Collected data entries:
::::::::
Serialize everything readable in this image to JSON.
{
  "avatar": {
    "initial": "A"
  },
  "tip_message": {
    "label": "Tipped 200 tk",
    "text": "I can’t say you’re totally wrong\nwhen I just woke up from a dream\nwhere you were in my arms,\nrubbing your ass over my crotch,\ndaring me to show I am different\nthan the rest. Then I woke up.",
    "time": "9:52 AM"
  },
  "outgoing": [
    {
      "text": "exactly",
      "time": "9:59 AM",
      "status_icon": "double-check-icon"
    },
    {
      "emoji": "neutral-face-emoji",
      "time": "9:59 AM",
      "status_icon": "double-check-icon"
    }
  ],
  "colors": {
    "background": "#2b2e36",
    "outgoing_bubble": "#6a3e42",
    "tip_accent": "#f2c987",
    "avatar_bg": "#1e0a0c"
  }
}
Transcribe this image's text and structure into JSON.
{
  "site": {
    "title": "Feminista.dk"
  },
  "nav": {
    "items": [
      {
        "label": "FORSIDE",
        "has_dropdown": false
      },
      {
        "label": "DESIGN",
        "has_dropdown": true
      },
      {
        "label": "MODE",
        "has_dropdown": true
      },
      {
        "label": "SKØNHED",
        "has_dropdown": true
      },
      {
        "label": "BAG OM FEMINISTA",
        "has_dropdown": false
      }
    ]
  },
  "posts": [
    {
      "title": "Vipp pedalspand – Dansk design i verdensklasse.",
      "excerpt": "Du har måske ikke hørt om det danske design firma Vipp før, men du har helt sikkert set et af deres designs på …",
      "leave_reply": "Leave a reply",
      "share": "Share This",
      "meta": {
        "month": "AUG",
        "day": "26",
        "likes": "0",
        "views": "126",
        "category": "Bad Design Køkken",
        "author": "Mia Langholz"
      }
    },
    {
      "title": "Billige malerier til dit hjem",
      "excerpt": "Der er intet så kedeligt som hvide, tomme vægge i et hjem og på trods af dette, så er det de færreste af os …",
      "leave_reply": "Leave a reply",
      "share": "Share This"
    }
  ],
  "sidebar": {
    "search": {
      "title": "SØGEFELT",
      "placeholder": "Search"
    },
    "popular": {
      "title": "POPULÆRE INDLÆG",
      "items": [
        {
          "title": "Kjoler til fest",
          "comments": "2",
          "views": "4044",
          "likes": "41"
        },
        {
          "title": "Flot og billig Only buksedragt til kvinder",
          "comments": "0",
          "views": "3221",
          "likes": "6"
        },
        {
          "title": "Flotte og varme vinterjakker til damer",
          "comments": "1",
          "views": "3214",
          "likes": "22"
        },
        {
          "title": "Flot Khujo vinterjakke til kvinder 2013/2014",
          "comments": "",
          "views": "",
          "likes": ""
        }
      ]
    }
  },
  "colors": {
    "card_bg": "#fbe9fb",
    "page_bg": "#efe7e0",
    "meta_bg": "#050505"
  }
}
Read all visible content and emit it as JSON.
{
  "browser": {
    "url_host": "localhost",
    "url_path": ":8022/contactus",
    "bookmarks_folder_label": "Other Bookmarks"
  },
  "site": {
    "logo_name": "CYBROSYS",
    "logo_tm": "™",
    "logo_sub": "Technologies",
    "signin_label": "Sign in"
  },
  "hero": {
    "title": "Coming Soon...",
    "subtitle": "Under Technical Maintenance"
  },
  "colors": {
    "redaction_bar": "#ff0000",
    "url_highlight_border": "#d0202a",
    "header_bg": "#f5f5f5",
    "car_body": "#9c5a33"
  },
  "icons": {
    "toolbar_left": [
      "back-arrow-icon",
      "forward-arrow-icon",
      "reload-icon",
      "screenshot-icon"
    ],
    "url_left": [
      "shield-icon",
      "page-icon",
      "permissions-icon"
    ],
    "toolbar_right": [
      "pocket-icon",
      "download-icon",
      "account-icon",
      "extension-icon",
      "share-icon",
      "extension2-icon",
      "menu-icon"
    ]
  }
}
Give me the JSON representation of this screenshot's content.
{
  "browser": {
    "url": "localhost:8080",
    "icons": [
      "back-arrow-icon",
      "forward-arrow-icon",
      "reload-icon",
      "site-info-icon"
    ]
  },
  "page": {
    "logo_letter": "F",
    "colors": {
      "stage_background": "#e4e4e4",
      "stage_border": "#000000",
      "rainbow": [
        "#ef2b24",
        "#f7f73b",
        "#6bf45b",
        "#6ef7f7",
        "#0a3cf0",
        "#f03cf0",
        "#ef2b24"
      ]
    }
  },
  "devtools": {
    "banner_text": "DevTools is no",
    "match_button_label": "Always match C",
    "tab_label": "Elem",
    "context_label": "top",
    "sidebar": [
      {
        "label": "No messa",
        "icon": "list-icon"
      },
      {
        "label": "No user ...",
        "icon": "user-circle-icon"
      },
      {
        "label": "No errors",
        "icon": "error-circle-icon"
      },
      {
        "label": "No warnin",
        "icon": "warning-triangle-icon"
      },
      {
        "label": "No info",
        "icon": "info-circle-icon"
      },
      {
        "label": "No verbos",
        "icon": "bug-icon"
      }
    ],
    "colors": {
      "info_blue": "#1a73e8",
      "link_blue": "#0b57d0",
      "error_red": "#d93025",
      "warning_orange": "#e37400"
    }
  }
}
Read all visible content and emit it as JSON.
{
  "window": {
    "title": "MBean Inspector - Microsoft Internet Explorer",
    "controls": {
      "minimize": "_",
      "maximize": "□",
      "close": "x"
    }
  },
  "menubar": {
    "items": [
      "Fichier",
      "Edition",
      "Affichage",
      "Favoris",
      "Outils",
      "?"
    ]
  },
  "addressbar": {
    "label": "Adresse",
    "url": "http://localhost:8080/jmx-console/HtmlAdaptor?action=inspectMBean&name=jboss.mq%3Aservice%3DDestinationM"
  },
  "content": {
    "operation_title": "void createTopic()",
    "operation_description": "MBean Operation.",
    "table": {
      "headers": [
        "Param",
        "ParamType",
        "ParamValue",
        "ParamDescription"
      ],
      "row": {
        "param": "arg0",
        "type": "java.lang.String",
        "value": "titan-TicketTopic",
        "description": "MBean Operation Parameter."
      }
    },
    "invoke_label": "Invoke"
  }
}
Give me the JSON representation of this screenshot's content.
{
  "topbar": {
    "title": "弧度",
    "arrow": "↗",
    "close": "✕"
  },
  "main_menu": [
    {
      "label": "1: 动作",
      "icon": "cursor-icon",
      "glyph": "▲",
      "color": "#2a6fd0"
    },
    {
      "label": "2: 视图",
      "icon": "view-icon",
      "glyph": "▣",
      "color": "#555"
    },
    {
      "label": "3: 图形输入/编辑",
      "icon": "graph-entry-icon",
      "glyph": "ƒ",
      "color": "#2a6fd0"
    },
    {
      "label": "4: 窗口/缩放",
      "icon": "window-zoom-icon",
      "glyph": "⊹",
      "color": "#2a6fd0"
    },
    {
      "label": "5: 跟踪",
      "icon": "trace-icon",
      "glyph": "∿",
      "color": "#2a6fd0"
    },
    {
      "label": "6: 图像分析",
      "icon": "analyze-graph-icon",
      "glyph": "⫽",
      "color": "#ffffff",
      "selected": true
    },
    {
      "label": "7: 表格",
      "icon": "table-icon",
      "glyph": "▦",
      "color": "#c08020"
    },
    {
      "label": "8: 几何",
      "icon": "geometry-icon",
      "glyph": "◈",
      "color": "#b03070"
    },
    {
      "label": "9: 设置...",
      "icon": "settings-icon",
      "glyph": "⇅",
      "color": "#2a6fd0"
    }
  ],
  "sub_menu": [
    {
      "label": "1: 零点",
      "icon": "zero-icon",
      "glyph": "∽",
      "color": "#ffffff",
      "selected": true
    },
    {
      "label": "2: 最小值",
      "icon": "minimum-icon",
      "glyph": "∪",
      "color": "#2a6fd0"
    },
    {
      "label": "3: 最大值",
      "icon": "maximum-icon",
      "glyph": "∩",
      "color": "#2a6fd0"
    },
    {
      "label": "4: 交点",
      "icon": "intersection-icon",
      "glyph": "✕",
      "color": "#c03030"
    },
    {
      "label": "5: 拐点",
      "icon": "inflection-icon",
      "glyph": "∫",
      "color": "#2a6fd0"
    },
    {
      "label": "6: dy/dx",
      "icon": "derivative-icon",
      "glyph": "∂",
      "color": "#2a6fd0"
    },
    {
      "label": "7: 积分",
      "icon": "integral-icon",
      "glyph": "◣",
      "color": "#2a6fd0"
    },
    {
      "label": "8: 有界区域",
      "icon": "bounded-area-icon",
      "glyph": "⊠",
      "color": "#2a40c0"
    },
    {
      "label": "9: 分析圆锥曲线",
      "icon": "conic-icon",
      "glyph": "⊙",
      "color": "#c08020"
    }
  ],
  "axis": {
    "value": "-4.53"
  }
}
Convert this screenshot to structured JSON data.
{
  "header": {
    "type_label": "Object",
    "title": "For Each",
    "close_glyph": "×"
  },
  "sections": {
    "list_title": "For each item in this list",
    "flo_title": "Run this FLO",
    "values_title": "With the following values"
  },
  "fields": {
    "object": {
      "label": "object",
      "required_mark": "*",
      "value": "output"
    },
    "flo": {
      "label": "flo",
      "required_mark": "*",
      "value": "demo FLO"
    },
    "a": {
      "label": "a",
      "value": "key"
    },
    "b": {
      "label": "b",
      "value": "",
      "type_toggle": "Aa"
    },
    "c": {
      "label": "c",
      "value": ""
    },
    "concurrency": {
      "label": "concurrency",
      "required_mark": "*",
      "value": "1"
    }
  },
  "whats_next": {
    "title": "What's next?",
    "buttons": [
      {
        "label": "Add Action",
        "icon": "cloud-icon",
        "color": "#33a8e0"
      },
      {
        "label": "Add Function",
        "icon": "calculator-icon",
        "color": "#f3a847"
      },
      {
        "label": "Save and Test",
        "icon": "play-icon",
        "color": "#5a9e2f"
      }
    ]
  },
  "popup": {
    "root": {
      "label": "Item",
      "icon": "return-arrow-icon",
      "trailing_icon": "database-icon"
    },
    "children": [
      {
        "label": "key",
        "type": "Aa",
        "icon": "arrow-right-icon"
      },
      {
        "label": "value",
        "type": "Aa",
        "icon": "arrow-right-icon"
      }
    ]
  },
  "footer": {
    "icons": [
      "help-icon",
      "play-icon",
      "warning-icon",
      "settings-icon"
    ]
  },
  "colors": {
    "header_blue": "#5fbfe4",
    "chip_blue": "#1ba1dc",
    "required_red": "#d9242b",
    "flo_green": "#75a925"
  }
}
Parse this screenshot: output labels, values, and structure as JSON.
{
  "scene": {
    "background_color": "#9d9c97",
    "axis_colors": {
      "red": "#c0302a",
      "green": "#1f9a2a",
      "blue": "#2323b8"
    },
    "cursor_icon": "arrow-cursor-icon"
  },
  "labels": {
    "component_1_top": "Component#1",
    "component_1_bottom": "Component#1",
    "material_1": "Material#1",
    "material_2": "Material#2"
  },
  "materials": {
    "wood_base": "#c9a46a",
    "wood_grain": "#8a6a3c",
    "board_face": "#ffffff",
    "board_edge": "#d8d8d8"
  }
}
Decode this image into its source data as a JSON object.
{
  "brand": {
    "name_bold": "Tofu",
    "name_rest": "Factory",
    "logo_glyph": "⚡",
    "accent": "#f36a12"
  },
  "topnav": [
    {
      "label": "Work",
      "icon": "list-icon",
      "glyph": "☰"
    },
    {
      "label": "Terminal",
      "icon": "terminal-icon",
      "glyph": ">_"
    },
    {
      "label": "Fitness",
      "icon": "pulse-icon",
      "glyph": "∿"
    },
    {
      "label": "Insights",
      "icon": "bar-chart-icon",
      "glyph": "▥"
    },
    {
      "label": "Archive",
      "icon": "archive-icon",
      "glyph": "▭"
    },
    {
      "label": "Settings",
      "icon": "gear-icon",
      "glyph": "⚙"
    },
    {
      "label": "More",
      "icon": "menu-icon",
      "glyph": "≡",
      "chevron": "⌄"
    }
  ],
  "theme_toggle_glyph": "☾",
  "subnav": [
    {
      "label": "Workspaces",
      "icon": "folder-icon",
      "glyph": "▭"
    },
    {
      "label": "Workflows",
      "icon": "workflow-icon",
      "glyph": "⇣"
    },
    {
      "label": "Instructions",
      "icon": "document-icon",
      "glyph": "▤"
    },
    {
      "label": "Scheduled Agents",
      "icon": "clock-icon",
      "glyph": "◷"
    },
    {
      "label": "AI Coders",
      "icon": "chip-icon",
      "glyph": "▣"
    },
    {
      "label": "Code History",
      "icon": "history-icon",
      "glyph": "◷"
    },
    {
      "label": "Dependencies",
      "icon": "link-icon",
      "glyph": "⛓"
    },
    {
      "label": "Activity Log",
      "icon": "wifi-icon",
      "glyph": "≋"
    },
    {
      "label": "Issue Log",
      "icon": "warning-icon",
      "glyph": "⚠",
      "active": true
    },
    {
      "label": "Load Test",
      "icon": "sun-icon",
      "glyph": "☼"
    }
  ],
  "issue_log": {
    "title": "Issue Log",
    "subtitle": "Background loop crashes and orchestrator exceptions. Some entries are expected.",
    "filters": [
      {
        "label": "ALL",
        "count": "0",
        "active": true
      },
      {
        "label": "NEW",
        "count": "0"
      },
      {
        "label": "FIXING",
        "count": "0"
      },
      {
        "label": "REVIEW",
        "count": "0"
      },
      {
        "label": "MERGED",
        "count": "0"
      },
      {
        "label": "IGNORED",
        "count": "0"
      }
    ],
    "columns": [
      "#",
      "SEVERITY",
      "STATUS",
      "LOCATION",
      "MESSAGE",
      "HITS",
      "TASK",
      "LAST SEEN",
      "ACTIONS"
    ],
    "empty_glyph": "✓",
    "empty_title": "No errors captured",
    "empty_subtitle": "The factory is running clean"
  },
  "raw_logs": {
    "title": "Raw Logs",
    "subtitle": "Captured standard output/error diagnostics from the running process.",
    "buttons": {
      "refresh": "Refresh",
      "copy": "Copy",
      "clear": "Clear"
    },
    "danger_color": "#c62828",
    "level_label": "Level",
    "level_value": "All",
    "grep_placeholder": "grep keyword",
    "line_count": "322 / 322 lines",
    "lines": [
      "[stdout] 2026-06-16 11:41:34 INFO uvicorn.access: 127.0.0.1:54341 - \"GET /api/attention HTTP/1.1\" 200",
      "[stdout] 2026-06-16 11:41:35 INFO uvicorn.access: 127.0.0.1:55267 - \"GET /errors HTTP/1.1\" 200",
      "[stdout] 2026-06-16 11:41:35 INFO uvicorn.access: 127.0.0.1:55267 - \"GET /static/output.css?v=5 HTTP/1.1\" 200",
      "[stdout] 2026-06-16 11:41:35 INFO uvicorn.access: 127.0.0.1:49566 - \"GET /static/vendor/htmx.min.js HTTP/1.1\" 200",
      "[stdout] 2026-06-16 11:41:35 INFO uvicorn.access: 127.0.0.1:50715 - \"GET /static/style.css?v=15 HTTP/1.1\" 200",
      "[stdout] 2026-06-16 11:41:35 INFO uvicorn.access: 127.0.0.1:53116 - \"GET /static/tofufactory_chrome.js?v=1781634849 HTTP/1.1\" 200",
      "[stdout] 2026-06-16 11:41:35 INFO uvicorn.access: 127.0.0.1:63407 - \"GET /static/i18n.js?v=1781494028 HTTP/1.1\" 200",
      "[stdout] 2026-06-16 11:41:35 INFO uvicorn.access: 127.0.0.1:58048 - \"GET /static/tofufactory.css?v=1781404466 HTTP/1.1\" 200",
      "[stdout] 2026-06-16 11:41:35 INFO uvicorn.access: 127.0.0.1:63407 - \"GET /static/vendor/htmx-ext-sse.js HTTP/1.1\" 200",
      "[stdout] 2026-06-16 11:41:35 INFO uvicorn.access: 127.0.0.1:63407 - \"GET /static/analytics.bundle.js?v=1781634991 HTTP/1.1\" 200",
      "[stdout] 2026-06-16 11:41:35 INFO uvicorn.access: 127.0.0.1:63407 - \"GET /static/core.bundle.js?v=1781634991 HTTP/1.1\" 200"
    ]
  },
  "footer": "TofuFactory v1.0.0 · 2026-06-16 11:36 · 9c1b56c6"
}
::::::::
◆ **EXERCISE INSTRUCTIONS**:
Reproduce each line from the records that contains the word "graph".

◆ **RESULT**:
      "icon": "graph-entry-icon",
      "icon": "analyze-graph-icon",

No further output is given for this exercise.